Short task: Locate every line that holds the string "title" and copy it.

(Extracts from a graphics dataset)

[Start]

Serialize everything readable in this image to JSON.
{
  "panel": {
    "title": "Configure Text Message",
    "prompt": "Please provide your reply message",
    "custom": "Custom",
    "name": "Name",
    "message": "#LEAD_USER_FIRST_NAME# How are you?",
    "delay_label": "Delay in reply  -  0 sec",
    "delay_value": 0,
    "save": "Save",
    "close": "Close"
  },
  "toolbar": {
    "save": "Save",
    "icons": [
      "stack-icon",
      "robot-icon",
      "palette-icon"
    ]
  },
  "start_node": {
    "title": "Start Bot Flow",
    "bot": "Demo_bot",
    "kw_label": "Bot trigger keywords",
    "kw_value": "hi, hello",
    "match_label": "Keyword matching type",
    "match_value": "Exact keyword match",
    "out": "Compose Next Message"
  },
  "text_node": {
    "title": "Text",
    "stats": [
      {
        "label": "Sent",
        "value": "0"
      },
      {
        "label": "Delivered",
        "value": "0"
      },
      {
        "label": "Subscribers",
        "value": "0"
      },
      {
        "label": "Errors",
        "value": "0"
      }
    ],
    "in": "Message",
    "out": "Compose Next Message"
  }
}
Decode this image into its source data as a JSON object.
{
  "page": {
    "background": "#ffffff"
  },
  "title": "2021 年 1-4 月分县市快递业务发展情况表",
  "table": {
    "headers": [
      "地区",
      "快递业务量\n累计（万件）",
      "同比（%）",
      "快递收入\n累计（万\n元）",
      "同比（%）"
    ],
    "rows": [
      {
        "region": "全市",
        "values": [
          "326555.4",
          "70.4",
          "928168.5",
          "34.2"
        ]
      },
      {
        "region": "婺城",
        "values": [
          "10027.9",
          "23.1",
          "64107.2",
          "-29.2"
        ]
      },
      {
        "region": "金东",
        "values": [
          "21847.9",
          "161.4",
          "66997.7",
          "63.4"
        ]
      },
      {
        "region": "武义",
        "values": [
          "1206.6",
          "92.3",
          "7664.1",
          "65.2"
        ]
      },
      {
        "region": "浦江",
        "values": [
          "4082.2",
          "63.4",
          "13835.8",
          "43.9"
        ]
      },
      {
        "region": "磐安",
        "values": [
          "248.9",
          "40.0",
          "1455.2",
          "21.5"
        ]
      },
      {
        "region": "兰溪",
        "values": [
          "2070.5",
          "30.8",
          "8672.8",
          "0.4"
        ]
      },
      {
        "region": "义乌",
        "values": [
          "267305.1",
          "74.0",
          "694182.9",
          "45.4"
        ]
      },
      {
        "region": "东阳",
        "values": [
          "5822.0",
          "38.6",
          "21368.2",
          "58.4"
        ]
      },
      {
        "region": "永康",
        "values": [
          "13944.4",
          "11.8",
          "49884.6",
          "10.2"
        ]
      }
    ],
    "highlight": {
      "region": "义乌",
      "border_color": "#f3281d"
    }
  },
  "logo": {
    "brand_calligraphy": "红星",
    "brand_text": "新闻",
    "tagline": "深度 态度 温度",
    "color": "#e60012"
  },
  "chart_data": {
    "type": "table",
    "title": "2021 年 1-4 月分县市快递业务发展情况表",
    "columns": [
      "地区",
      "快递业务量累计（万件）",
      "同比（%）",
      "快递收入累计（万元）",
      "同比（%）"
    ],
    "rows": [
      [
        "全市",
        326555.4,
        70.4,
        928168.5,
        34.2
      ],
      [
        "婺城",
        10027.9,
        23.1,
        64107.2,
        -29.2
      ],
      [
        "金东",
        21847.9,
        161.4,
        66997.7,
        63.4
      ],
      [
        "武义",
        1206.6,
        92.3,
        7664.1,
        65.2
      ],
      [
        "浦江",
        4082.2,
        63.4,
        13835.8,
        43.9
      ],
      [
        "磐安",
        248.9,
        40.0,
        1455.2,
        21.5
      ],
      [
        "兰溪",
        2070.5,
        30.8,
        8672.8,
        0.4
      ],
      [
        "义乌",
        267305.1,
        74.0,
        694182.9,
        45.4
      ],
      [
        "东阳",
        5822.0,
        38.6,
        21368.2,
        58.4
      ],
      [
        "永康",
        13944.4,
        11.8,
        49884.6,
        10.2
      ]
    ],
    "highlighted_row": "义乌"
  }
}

[End]

Task result:
    "title": "Configure Text Message",
    "title": "Start Bot Flow",
    "title": "Text",
  "title": "2021 年 1-4 月分县市快递业务发展情况表",
    "title": "2021 年 1-4 月分县市快递业务发展情况表",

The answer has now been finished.